_Bloco de texto_:
* * * * * * * * *

O texto transfere do Executivo para o Congresso o direito de dar a palavra final sobre as demarcações. Os parlamentares terão a prerrogativa de aprovar todas as novas demarcações e ainda ratificar aquelas já homologadas, o que, na prática, permitiria ao Congresso revisar todas as áreas já demarcadas.

Para além do risco de aumentar um conflito que faz vítimas todos os anos --de acordo com os dados mais recentes, 15 indígenas foram assassinados em conflitos agrários em 2013-- o governo alega que a PEC é inconstitucional por usurpar um poder exclusivo do Executivo.

"A PEC transforma o cumprimento de uma questão técnica, que é dizer o que é ou não terra indígena, em uma questão política. Isso claramente é inconstitucional", afirmou Cardozo.

"Transformar a demarcação em uma questão de conveniência política traz um problema terrível. Porque ou as terras são indígenas ou não são. Não é uma decisão política ser ou não ser. A Constituição já disse o que é, são aquelas tradicionalmente ocupadas por populações indígenas."

O ministro reconheceu que hoje as demarcações que ainda restam dificilmente serão feitas pacificamente. Nessa área, o que podia ser feito sem conflitos já foi.

* * * * * * * * *

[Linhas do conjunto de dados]
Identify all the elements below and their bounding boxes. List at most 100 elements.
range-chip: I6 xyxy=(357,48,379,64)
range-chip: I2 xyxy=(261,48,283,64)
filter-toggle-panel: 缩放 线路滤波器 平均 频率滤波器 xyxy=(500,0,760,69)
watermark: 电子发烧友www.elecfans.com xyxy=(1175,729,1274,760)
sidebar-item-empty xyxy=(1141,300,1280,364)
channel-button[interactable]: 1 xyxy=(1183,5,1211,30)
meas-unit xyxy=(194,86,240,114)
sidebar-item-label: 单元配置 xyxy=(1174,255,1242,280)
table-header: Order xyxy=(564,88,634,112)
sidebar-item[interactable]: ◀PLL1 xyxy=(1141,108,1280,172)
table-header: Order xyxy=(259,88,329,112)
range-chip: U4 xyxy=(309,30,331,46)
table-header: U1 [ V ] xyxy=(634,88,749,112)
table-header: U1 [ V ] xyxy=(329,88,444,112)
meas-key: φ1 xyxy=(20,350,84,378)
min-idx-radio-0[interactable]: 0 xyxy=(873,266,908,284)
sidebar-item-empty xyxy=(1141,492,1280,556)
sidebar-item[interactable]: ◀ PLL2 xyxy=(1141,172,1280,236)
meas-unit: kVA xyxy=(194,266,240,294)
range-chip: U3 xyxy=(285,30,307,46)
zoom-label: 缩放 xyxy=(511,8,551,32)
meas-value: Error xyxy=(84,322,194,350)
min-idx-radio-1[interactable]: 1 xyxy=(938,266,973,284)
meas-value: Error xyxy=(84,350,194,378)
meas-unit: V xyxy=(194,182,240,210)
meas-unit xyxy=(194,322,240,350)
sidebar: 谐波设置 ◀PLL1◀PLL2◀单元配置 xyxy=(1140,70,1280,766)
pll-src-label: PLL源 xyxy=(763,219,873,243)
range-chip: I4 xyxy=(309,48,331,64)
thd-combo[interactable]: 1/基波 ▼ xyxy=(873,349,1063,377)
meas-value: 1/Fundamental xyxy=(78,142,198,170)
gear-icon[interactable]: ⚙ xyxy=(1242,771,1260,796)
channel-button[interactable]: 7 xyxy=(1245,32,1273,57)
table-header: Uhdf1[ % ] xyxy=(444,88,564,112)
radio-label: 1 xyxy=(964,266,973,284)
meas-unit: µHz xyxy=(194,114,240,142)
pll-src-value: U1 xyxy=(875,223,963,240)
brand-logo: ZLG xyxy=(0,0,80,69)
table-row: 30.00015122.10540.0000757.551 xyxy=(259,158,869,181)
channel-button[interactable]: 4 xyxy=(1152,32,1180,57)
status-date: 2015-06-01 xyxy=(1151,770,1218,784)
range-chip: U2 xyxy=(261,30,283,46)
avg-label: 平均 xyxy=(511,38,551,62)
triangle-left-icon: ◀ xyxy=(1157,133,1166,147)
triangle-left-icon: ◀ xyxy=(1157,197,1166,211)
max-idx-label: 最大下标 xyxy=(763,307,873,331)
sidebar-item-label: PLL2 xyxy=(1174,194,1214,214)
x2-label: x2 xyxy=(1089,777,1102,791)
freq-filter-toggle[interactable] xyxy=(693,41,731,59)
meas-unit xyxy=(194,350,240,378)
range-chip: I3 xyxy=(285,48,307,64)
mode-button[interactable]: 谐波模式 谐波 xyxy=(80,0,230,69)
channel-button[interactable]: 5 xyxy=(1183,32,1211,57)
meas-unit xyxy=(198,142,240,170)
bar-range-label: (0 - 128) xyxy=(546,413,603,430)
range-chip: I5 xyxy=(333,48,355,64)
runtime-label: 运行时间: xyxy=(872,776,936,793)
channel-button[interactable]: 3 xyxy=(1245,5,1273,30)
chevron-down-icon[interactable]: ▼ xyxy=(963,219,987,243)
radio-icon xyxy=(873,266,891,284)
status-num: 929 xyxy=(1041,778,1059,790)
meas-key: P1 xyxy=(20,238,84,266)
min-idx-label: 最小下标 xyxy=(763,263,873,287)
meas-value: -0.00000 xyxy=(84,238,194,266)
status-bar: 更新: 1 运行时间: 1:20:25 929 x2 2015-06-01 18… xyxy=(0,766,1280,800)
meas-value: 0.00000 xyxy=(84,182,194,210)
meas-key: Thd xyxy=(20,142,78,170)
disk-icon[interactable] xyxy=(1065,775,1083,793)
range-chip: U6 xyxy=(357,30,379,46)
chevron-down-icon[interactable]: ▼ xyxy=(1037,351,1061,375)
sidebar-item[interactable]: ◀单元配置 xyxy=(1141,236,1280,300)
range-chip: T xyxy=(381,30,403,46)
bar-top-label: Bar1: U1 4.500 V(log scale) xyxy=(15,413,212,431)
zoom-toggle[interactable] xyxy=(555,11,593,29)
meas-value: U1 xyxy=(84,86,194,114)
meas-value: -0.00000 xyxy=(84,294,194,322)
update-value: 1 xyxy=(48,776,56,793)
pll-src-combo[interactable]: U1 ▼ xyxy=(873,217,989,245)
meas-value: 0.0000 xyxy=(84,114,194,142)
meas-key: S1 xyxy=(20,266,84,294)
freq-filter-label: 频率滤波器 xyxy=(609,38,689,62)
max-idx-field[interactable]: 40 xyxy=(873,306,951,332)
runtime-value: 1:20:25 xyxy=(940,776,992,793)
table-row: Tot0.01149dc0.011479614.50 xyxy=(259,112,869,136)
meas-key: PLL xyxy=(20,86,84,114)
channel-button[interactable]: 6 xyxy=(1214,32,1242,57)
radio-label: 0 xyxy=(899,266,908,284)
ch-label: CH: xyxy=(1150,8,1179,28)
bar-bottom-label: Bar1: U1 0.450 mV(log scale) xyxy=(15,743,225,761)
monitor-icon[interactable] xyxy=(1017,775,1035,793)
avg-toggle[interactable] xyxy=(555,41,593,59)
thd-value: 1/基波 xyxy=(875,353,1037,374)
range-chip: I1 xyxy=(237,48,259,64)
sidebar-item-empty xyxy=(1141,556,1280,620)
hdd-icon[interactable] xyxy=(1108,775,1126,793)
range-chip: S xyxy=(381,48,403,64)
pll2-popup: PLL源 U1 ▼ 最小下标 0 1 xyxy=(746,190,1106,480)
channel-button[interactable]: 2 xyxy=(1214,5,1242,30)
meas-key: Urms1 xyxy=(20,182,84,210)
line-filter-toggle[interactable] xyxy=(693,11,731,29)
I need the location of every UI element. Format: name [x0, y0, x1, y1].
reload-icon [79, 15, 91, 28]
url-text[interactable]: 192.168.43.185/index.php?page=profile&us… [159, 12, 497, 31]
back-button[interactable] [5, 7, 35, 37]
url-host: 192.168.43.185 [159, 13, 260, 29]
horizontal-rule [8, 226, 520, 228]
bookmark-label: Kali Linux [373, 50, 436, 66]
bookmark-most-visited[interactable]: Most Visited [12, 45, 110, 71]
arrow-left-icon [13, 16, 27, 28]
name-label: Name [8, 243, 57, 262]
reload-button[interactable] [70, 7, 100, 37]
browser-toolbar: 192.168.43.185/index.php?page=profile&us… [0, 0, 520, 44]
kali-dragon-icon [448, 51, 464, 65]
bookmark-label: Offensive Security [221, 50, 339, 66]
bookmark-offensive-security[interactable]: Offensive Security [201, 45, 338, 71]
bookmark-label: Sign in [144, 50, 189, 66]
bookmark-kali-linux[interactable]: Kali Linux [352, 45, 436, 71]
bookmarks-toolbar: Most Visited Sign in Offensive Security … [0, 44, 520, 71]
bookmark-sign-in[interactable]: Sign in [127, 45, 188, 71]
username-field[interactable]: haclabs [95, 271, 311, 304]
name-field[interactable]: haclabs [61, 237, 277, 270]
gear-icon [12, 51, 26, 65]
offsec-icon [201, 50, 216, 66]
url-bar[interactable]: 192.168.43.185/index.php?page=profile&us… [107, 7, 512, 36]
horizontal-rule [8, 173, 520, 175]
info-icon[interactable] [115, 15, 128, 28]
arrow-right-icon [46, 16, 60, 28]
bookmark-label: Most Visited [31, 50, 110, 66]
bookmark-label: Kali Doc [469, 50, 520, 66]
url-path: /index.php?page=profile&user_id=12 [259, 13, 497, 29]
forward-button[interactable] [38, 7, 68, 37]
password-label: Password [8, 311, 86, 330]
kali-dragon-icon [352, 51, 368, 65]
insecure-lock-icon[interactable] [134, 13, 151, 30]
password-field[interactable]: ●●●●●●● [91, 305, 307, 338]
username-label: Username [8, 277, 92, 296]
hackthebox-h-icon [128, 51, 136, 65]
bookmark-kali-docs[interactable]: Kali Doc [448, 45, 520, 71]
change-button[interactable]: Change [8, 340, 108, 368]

* * * * * * * * *

_Instruções da tarefa_:
Transcreva na íntegra e sem nenhuma alteração o texto acima sobre a PEC das demarcações de terras indígenas.

_Resposta escrita_:
O texto transfere do Executivo para o Congresso o direito de dar a palavra final sobre as demarcações. Os parlamentares terão a prerrogativa de aprovar todas as novas demarcações e ainda ratificar aquelas já homologadas, o que, na prática, permitiria ao Congresso revisar todas as áreas já demarcadas.

Para além do risco de aumentar um conflito que faz vítimas todos os anos --de acordo com os dados mais recentes, 15 indígenas foram assassinados em conflitos agrários em 2013-- o governo alega que a PEC é inconstitucional por usurpar um poder exclusivo do Executivo.

"A PEC transforma o cumprimento de uma questão técnica, que é dizer o que é ou não terra indígena, em uma questão política. Isso claramente é inconstitucional", afirmou Cardozo.

"Transformar a demarcação em uma questão de conveniência política traz um problema terrível. Porque ou as terras são indígenas ou não são. Não é uma decisão política ser ou não ser. A Constituição já disse o que é, são aquelas tradicionalmente ocupadas por populações indígenas."

O ministro reconheceu que hoje as demarcações que ainda restam dificilmente serão feitas pacificamente. Nessa área, o que podia ser feito sem conflitos já foi.